> _Provided passage_:
• • • •
If your arrays aren't sorted, the worst case time complexity for an array exclusion using a intuitive solution is O(n2) (although you can boost this if you sort the arrays first), since you need to check the whole array whether an element is existent or not.

Example of worst case scenario:

array a1 = [1, 3, 4, 5, 8];
array a2 = [8, 5, 4, 3, 1];

If your arrays are ordered, then the worst case time complexity is O(n+m) (pseudo-code):

int i = 0;
for(int j = 0; i < a1.size && j < a2.size;){
    if(a1[i] == a2[j])
        ++i, ++j;  // exclude this element
    if(a1[i] < a2[j]){
         a3.push(a1[i]); // include this element
         ++i;
    }
    if(a1[i] > a2[j])
         ++j; // ignore lesser elements
}
while(i < a1.size)
     a3.push(a1[i]);

UPDATE -Wall -Wextra -pedantic C code:

#include <stdio.h>
#include <malloc.h>

/**
* The following function excludes values from an array using another arrays values.
* Note that this version won't exclude multiple values, for this you have to drop
* '++j' in line 25.
*
* \param[in] from Original sorted array
* \param[in] from_length Original array length
* \param[in] what Sorted array including the excluding values
* \param[in] what_length self describing
* \param[out] result_length the lenght of the new array - a value lesser 0 indicates an error.
*/

int* exclude(int* from, int from_length, int* what, int what_length, int* result_length){
    int i,j,k;
    int* result = (int*) malloc(sizeof(int)*from_length);
    if(result == NULL){
        *result_length = -1;
        return NULL;
    }
    for(i = j = k = 0; i < from_length && j < what_length;){
        if(from[i] == what[j])
• • • •
> _Collected data_:

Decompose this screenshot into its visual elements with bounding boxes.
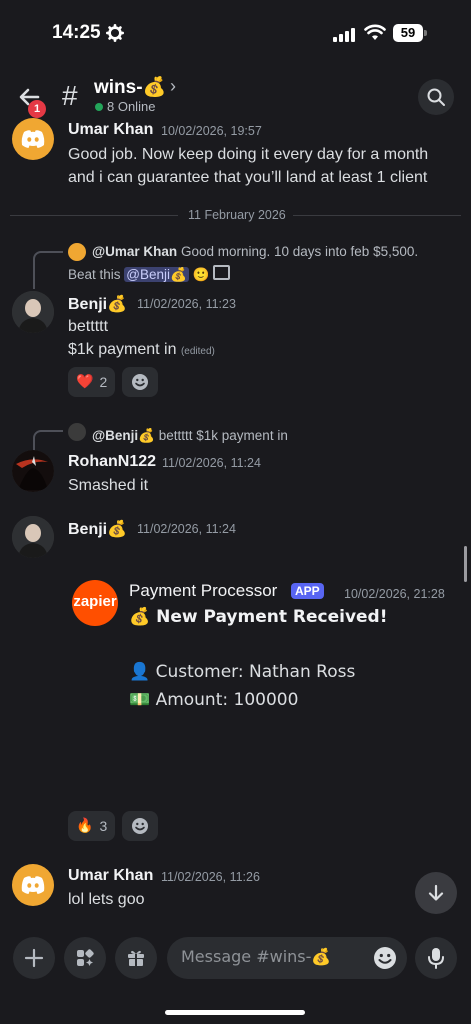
• • • •
> _Things to do_:
[1] Copy the stretch of the array-exclusion explanation from "#include <stdio.h>" through "in line 25.", word for word.
[2] According to the array-exclusion explanation, what does a value of result_length below 0 indicate?
[3] Carry on the array-exclusion explanation from the point where it stops.

> _Set of answers_:
[1]
#include <stdio.h>
#include <malloc.h>

/**
* The following function excludes values from an array using another arrays values.
* Note that this version won't exclude multiple values, for this you have to drop
* '++j' in line 25.

[2] It indicates an error.

[3]
            ++i, ++j;  /* exclude this element - to enable multiple exclusion drop '++j' 
                        4,4,5,6 /4 --> 5,6 */
        if(from[i] < what[j])
            result[k++] = from[i++];
        if(from[i] > what[j])
             ++j; /* ignore lesser elements */
    }
    while(i < from_length)
        result[k++] = from[i++];

    if( k < from_length){
        int* tmp = (int*) realloc(result,sizeof(int)*k);
        if(tmp == NULL){
            /* either error handling or returning result */
        }else{
            result = tmp;
        }
    }
    *result_length = k;
    return result;
}

int main(){
    int a[6] = {1,2,3,4,5,6};
    int b[3] = {2,4,5};
    int result_length;
    int i;
    int *c = exclude(a,6,b,3,&result_length);
    for(i = 0; i < result_length; ++i)
        printf("%i ",c[i]);
    free(c);
    return 0;
}

This will result in a worst time complexity of O(n+m) for sorted arrays and O(n log n + m log m) for non-sorted arrays (sort both, use the function provided above).